> DO THIS
Give an exact copy of every line, leaving images out.

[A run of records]
--

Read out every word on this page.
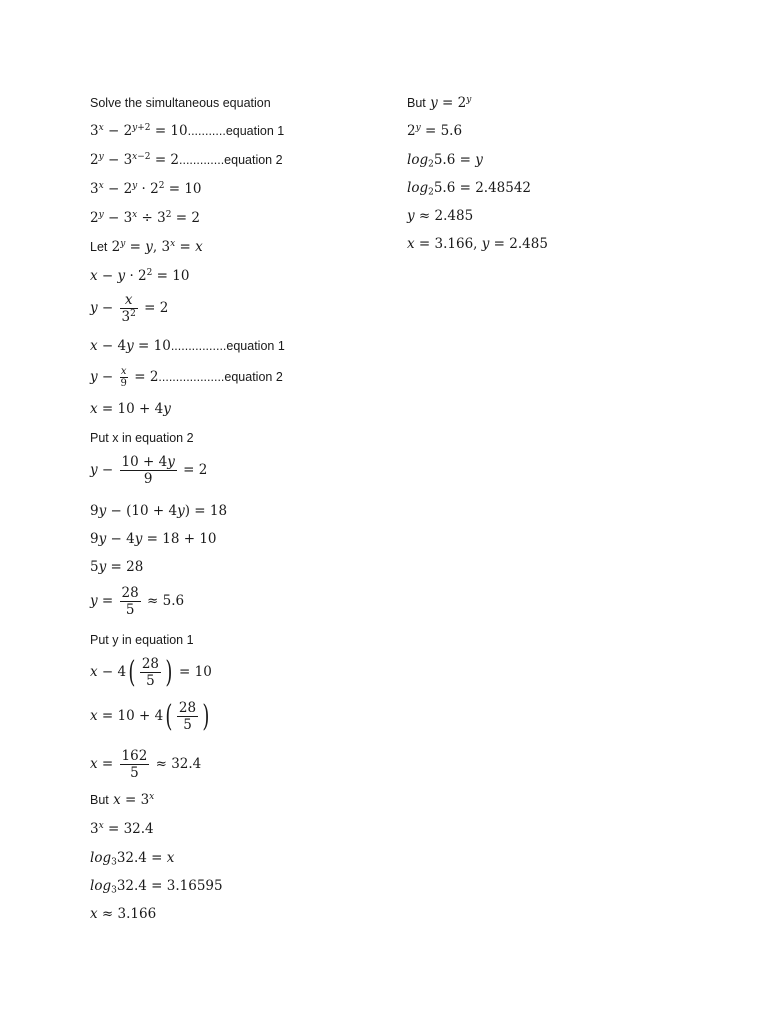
Solve the simultaneous equation
$3^x - 2^{y+2}$ = 10...........equation 1
$2^y - 3^{x-2}$ = 2.............equation 2
$3^x - 2^y \cdot 2^2 = 10$
$2^y - 3^x \div 3^2 = 2$
Let $2^y = y$, $3^x = x$
$x - y \cdot 2^2 = 10$
$y - \frac{x}{3^2} = 2$
x − 4y = 10................equation 1
$y - \frac{x}{9}$ = 2...................equation 2
x = 10 + 4y
Put x in equation 2
$y - \frac{10 + 4y}{9} = 2$
9y − (10 + 4y) = 18
9y − 4y = 18 + 10
5y = 28
$y = \frac{28}{5} \approx 5.6$
Put y in equation 1
$x - 4( \frac{28}{5}$ ) = 10
$x = 10 + 4( \frac{28}{5}$ )
$x = \frac{162}{5} \approx 32.4$
But $x = 3^x$
$3^x = 32.4$
$\log_332.4 = x$
$\log_332.4 = 3.16595$
x ≈ 3.166
But $y = 2^y$
$2^y = 5.6$
$\log_25.6 = y$
$\log_25.6 = 2.48542$
y ≈ 2.485
x = 3.166, y = 2.485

--

> FINAL RESULT
Read out every word on this page.
Solve the simultaneous equation
$3^x - 2^{y+2}$ = 10...........equation 1
$2^y - 3^{x-2}$ = 2.............equation 2
$3^x - 2^y \cdot 2^2 = 10$
$2^y - 3^x \div 3^2 = 2$
Let $2^y = y$, $3^x = x$
$x - y \cdot 2^2 = 10$
$y - \frac{x}{3^2} = 2$
x − 4y = 10................equation 1
$y - \frac{x}{9}$ = 2...................equation 2
x = 10 + 4y
Put x in equation 2
$y - \frac{10 + 4y}{9} = 2$
9y − (10 + 4y) = 18
9y − 4y = 18 + 10
5y = 28
$y = \frac{28}{5} \approx 5.6$
Put y in equation 1
$x - 4( \frac{28}{5}$ ) = 10
$x = 10 + 4( \frac{28}{5}$ )
$x = \frac{162}{5} \approx 32.4$
But $x = 3^x$
$3^x = 32.4$
$\log_332.4 = x$
$\log_332.4 = 3.16595$
x ≈ 3.166
But $y = 2^y$
$2^y = 5.6$
$\log_25.6 = y$
$\log_25.6 = 2.48542$
y ≈ 2.485
x = 3.166, y = 2.485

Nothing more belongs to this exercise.